SHORT TASK >>
Filter this data down to the lines that hold "sending", and copy them.

┄┄┄┄┄┄┄┄┄┄

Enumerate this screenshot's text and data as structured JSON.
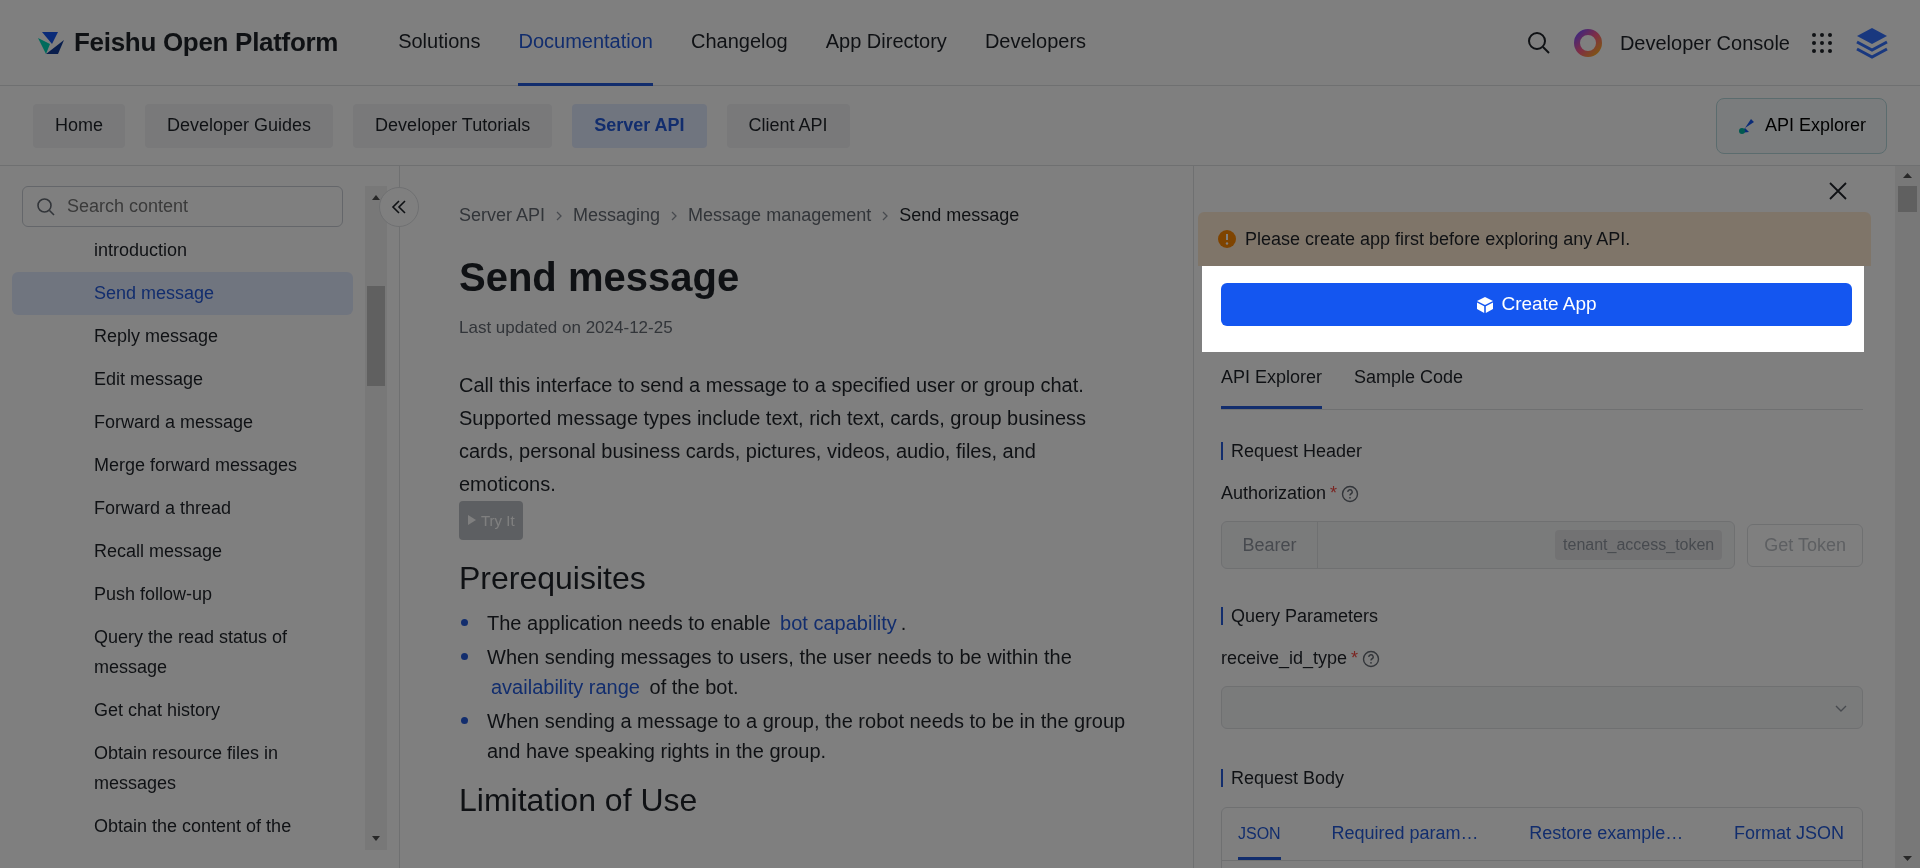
{
  "header": {
    "logo_text": "Feishu Open Platform",
    "nav": [
      {
        "label": "Solutions",
        "selected": false
      },
      {
        "label": "Documentation",
        "selected": true
      },
      {
        "label": "Changelog",
        "selected": false
      },
      {
        "label": "App Directory",
        "selected": false
      },
      {
        "label": "Developers",
        "selected": false
      }
    ],
    "console_label": "Developer Console"
  },
  "subnav": {
    "tabs": [
      {
        "label": "Home",
        "selected": false
      },
      {
        "label": "Developer Guides",
        "selected": false
      },
      {
        "label": "Developer Tutorials",
        "selected": false
      },
      {
        "label": "Server API",
        "selected": true
      },
      {
        "label": "Client API",
        "selected": false
      }
    ],
    "explorer_button": "API Explorer"
  },
  "sidebar": {
    "search_placeholder": "Search content",
    "items": [
      {
        "label": "introduction",
        "selected": false
      },
      {
        "label": "Send message",
        "selected": true
      },
      {
        "label": "Reply message",
        "selected": false
      },
      {
        "label": "Edit message",
        "selected": false
      },
      {
        "label": "Forward a message",
        "selected": false
      },
      {
        "label": "Merge forward messages",
        "selected": false
      },
      {
        "label": "Forward a thread",
        "selected": false
      },
      {
        "label": "Recall message",
        "selected": false
      },
      {
        "label": "Push follow-up",
        "selected": false
      },
      {
        "label": "Query the read status of message",
        "selected": false
      },
      {
        "label": "Get chat history",
        "selected": false
      },
      {
        "label": "Obtain resource files in messages",
        "selected": false
      },
      {
        "label": "Obtain the content of the",
        "selected": false
      }
    ]
  },
  "content": {
    "breadcrumb": [
      "Server API",
      "Messaging",
      "Message management",
      "Send message"
    ],
    "title": "Send message",
    "updated": "Last updated on 2024-12-25",
    "intro": "Call this interface to send a message to a specified user or group chat. Supported message types include text, rich text, cards, group business cards, personal business cards, pictures, videos, audio, files, and emoticons.",
    "try_button": "Try It",
    "heading": "Prerequisites",
    "bullets": [
      [
        {
          "text": "The application needs to enable "
        },
        {
          "link": "bot capability"
        },
        {
          "text": "."
        }
      ],
      [
        {
          "text": "When sending messages to users, the user needs to be within the "
        },
        {
          "link": "availability range"
        },
        {
          "text": " of the bot."
        }
      ],
      [
        {
          "text": "When sending a message to a group, the robot needs to be in the group and have speaking rights in the group."
        }
      ]
    ],
    "next_heading": "Limitation of Use"
  },
  "panel": {
    "alert": "Please create app first before exploring any API.",
    "create_button": "Create App",
    "tabs": [
      {
        "label": "API Explorer",
        "selected": true
      },
      {
        "label": "Sample Code",
        "selected": false
      }
    ],
    "request_header": {
      "title": "Request Header",
      "field_label": "Authorization",
      "required_mark": "*",
      "prefix": "Bearer",
      "token_tag": "tenant_access_token",
      "get_token": "Get Token"
    },
    "query": {
      "title": "Query Parameters",
      "field_label": "receive_id_type",
      "required_mark": "*"
    },
    "body": {
      "title": "Request Body",
      "tabs": [
        {
          "label": "JSON",
          "selected": true
        },
        {
          "label": "Required param…",
          "selected": false
        },
        {
          "label": "Restore example…",
          "selected": false
        },
        {
          "label": "Format JSON",
          "selected": false
        }
      ]
    }
  }
}
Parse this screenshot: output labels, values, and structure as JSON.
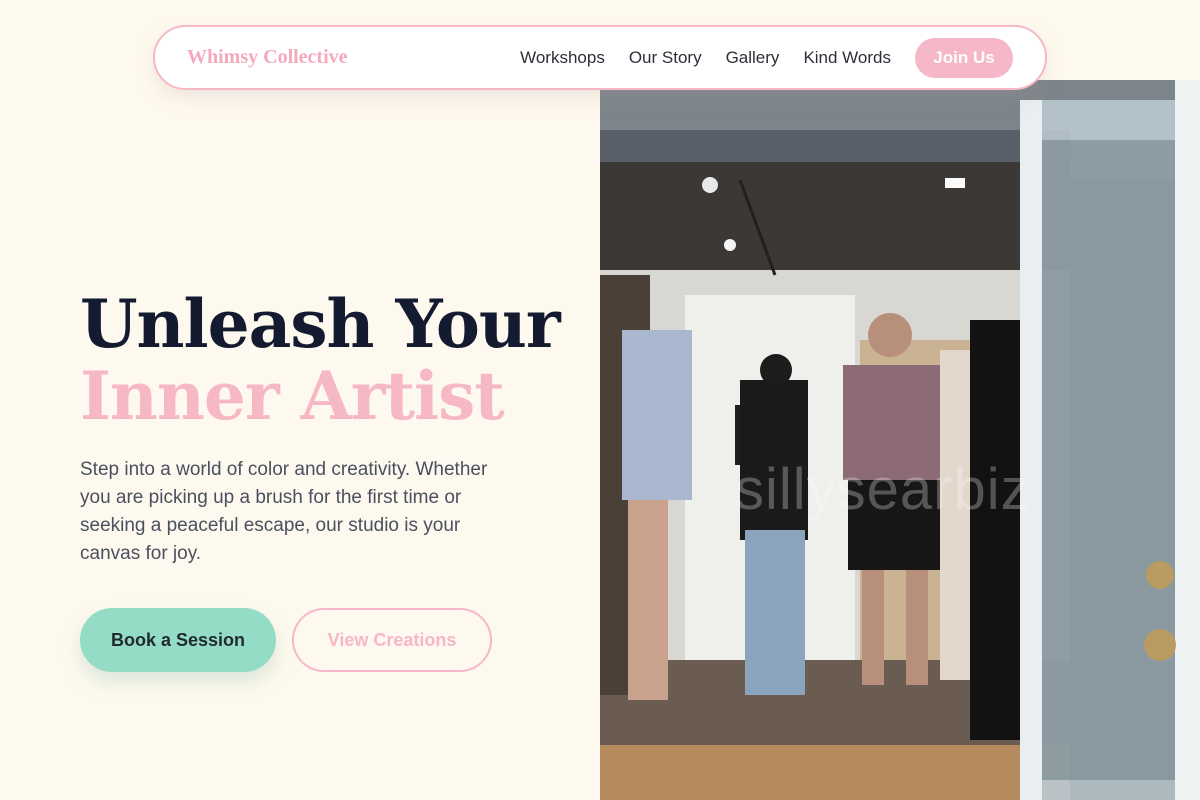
{
  "nav": {
    "brand": "Whimsy Collective",
    "links": [
      "Workshops",
      "Our Story",
      "Gallery",
      "Kind Words"
    ],
    "cta": "Join Us"
  },
  "hero": {
    "title_line1": "Unleash Your",
    "title_line2": "Inner Artist",
    "description": "Step into a world of color and creativity. Whether you are picking up a brush for the first time or seeking a peaceful escape, our studio is your canvas for joy.",
    "primary_button": "Book a Session",
    "secondary_button": "View Creations"
  },
  "photo": {
    "watermark": "sillysearbiz"
  },
  "colors": {
    "background": "#fef9ee",
    "accent_pink": "#f6b8c8",
    "accent_mint": "#95dcc6",
    "headline_dark": "#141a30"
  }
}
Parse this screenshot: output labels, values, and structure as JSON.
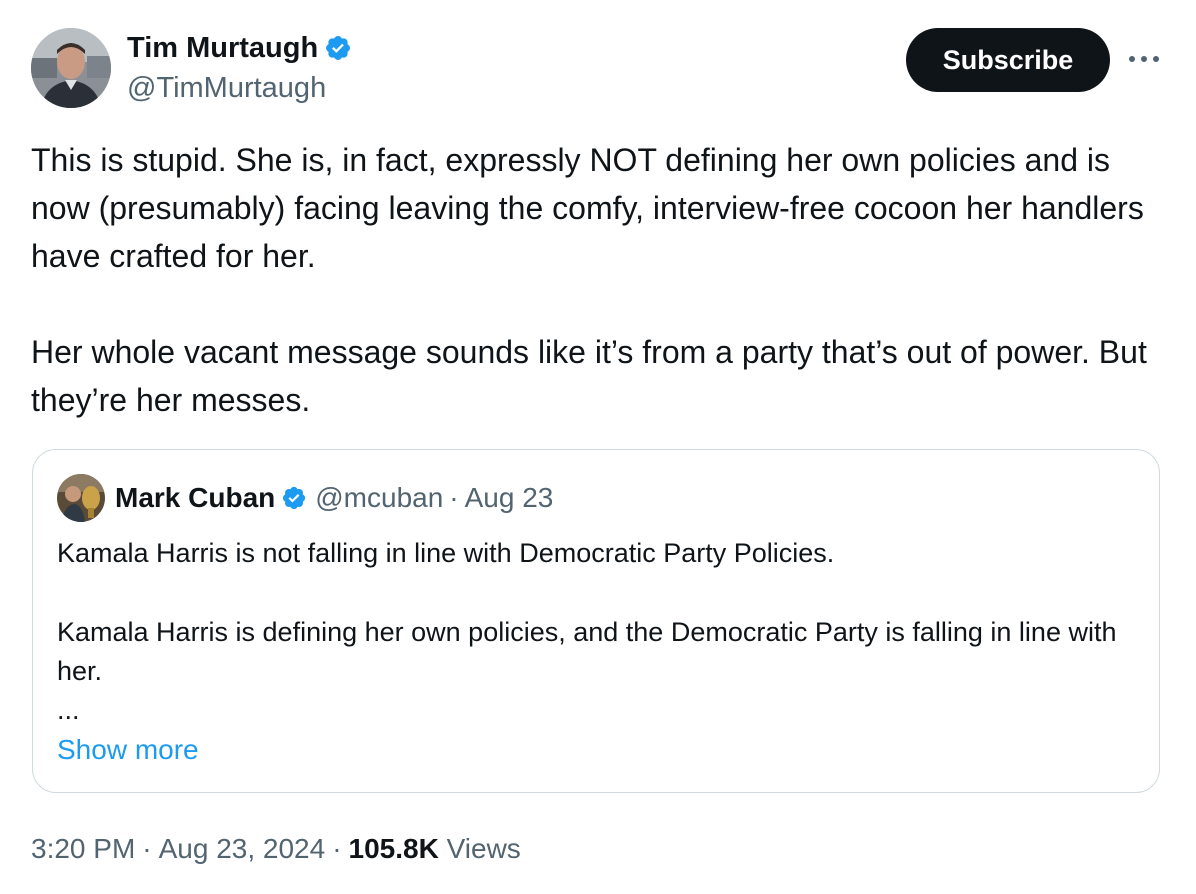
{
  "author": {
    "name": "Tim Murtaugh",
    "handle": "@TimMurtaugh",
    "verified": true
  },
  "header": {
    "subscribe_label": "Subscribe",
    "more_icon": "more-horizontal-icon"
  },
  "tweet": {
    "paragraphs": [
      "This is stupid. She is, in fact, expressly NOT defining her own policies and is now (presumably) facing leaving the comfy, interview-free cocoon her handlers have crafted for her.",
      "Her whole vacant message sounds like it’s from a party that’s out of power. But they’re her messes."
    ]
  },
  "quote": {
    "name": "Mark Cuban",
    "handle": "@mcuban",
    "separator": "·",
    "date": "Aug 23",
    "paragraphs": [
      "Kamala Harris is not falling in line with Democratic Party Policies.",
      "Kamala Harris is defining her own policies, and the Democratic Party is falling in line with her."
    ],
    "ellipsis": "...",
    "show_more": "Show more"
  },
  "meta": {
    "time": "3:20 PM",
    "separator": "·",
    "date": "Aug 23, 2024",
    "views_count": "105.8K",
    "views_label": "Views"
  },
  "colors": {
    "text": "#0f1419",
    "secondary": "#536471",
    "link": "#1d9bf0",
    "verified": "#1d9bf0",
    "border": "#cfd9de"
  }
}
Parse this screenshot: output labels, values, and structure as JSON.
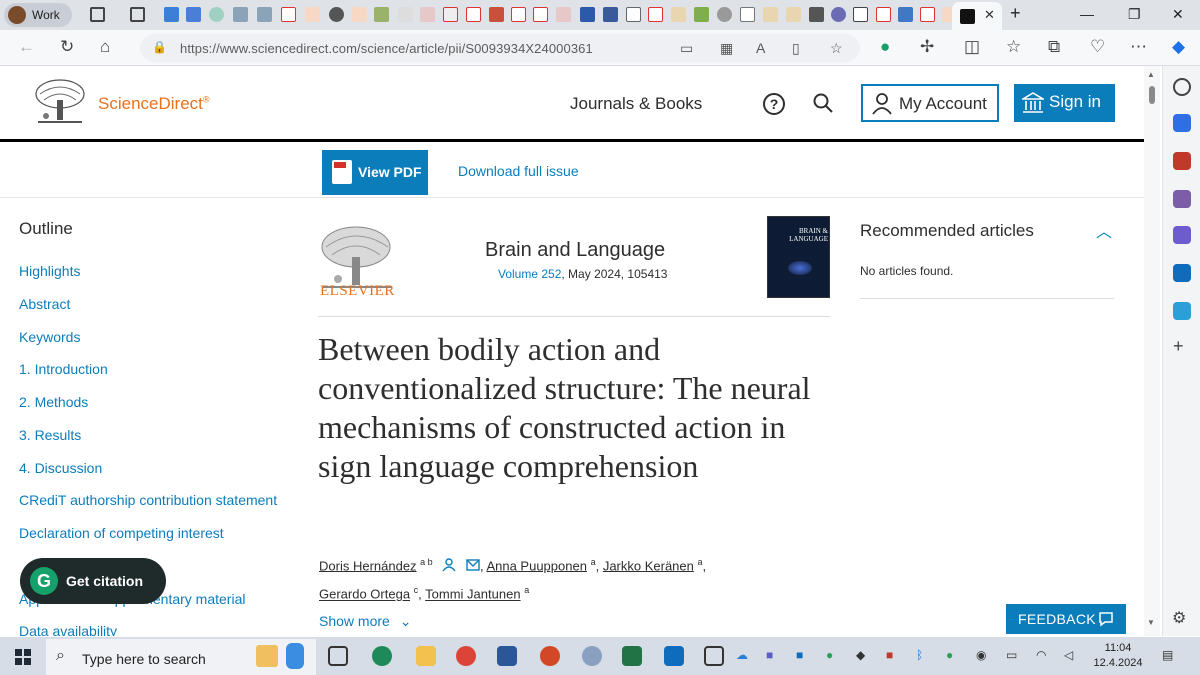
{
  "browser": {
    "profile_label": "Work",
    "url": "https://www.sciencedirect.com/science/article/pii/S0093934X24000361"
  },
  "header": {
    "brand": "ScienceDirect",
    "brand_mark": "®",
    "journals_books": "Journals & Books",
    "my_account": "My Account",
    "sign_in": "Sign in"
  },
  "pdfbar": {
    "view_pdf": "View PDF",
    "download_issue": "Download full issue"
  },
  "outline": {
    "title": "Outline",
    "items": [
      "Highlights",
      "Abstract",
      "Keywords",
      "1. Introduction",
      "2. Methods",
      "3. Results",
      "4. Discussion",
      "CRediT authorship contribution statement",
      "Declaration of competing interest",
      "Appendix A. Supplementary material",
      "Data availability"
    ]
  },
  "journal": {
    "publisher": "ELSEVIER",
    "name": "Brain and Language",
    "volume_link": "Volume 252",
    "issue_info": ", May 2024, 105413",
    "cover_title": "BRAIN & LANGUAGE"
  },
  "article": {
    "title": "Between bodily action and conventionalized structure: The neural mechanisms of constructed action in sign language comprehension",
    "authors": [
      {
        "name": "Doris Hernández",
        "aff": "a b"
      },
      {
        "name": "Anna Puupponen",
        "aff": "a"
      },
      {
        "name": "Jarkko Keränen",
        "aff": "a"
      },
      {
        "name": "Gerardo Ortega",
        "aff": "c"
      },
      {
        "name": "Tommi Jantunen",
        "aff": "a"
      }
    ],
    "show_more": "Show more"
  },
  "recommended": {
    "title": "Recommended articles",
    "empty": "No articles found."
  },
  "widgets": {
    "get_citation": "Get citation",
    "feedback": "FEEDBACK"
  },
  "taskbar": {
    "search_placeholder": "Type here to search",
    "time": "11:04",
    "date": "12.4.2024"
  },
  "colors": {
    "brand_orange": "#e9711c",
    "link_blue": "#0c7dbb",
    "text": "#2e2e2e"
  }
}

┄┄┄┄┄┄┄┄┄┄

THE OUTPUT >>
          "text": "When sending messages to users, the user needs to be within the "
          "text": "When sending a message to a group, the robot needs to be in the group and have speaking rights in the group."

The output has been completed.